- **DATA IN THIS EXERCISE**

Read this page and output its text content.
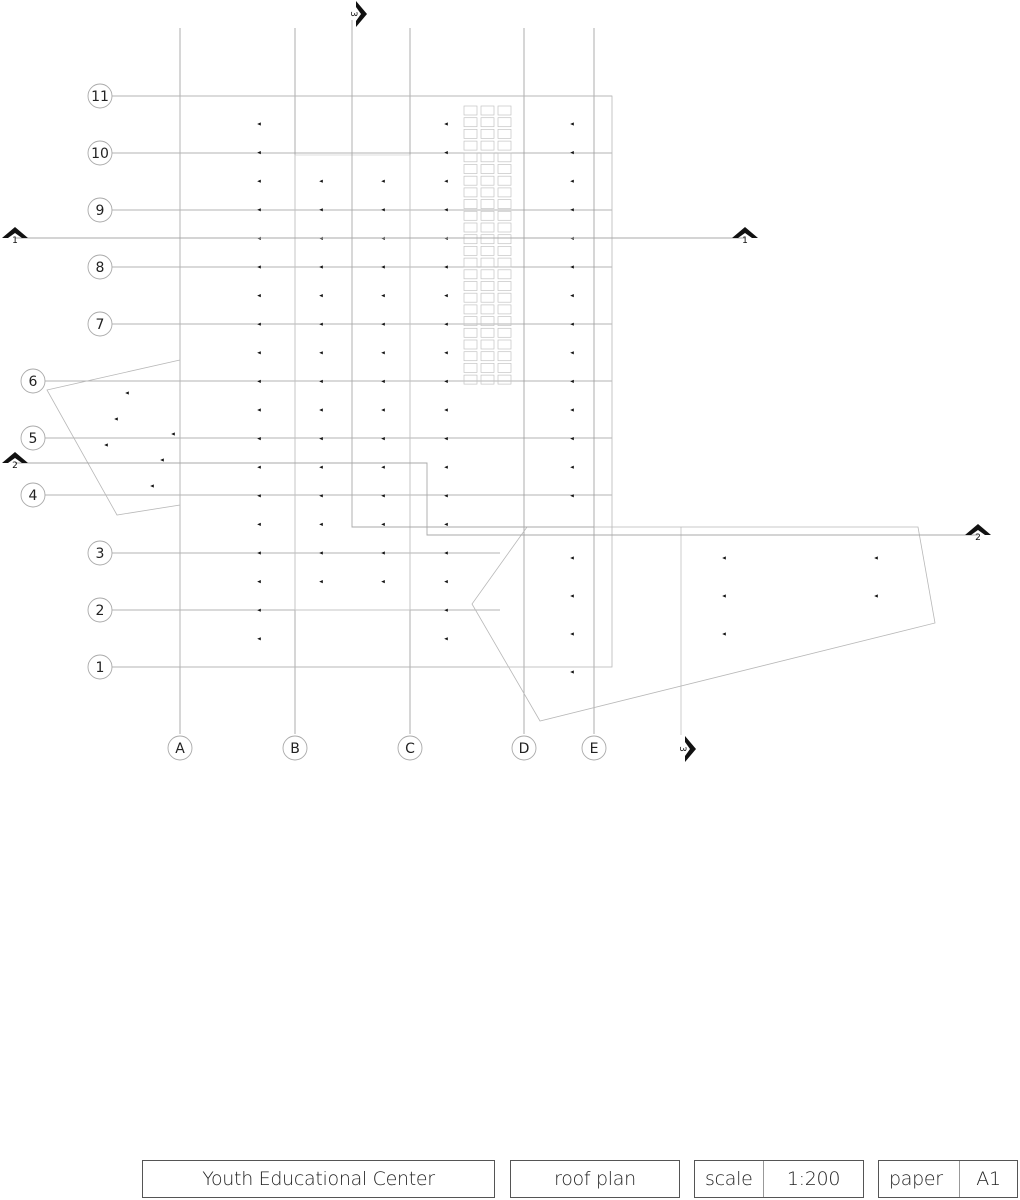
A	B	C	D	E
1
2
3
4
5
6
7
8
9
10
11
1	1
2
2
3
3
Youth Educational Center	roof plan	scale	1:200	paper	A1
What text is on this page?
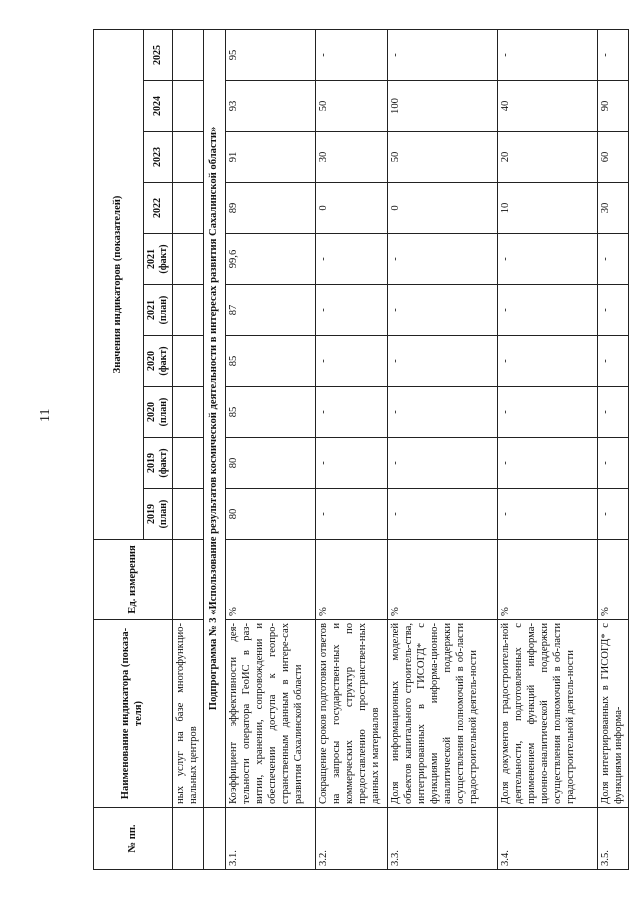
11
№ пп.	Наименование индикатора (показа-теля)	Ед. измерения	Значения индикаторов (показателей)									
			2019 (план)	2019 (факт)	2020 (план)	2020 (факт)	2021 (план)	2021 (факт)	2022	2023	2024	2025
	ных услуг на базе многофункцио-нальных центров											
	Подпрограмма № 3 «Использование результатов космической деятельности в интересах развития Сахалинской области»											
3.1.	Коэффициент эффективности дея-тельности оператора ГеоИС в раз-витии, хранении, сопровождении и обеспечении доступа к геопро-странственным данным в интере-сах развития Сахалинской области	%	80	80	85	85	87	99,6	89	91	93	95
3.2.	Сокращение сроков подготовки ответов на запросы государствен-ных и коммерческих структур по предоставлению пространствен-ных данных и материалов	%	-	-	-	-	-	-	0	30	50	-
3.3.	Доля информационных моделей объектов капитального строитель-ства, интегрированных в ГИСОГД* с функциями информа-ционно-аналитической поддержки осуществления полномочий в об-ласти градостроительной деятель-ности	%	-	-	-	-	-	-	0	50	100	-
3.4.	Доля документов градостроитель-ной деятельности, подготовленных с применением функций информа-ционно-аналитической поддержки осуществления полномочий в об-ласти градостроительной деятель-ности	%	-	-	-	-	-	-	10	20	40	-
3.5.	Доля интегрированных в ГИСОГД* с функциями информа-	%	-	-	-	-	-	-	30	60	90	-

- **WORK REQUIRED**
Track down every line holding the string "аналитической" and copy it.

- **EXPECTED ANSWER**
3.3.	Доля информационных моделей объектов капитального строитель-ства, интегрированных в ГИСОГД* с функциями информа-ционно-аналитической поддержки осуществления полномочий в об-ласти градостроительной деятель-ности	%	-	-	-	-	-	-	0	50	100	-
3.4.	Доля документов градостроитель-ной деятельности, подготовленных с применением функций информа-ционно-аналитической поддержки осуществления полномочий в об-ласти градостроительной деятель-ности	%	-	-	-	-	-	-	10	20	40	-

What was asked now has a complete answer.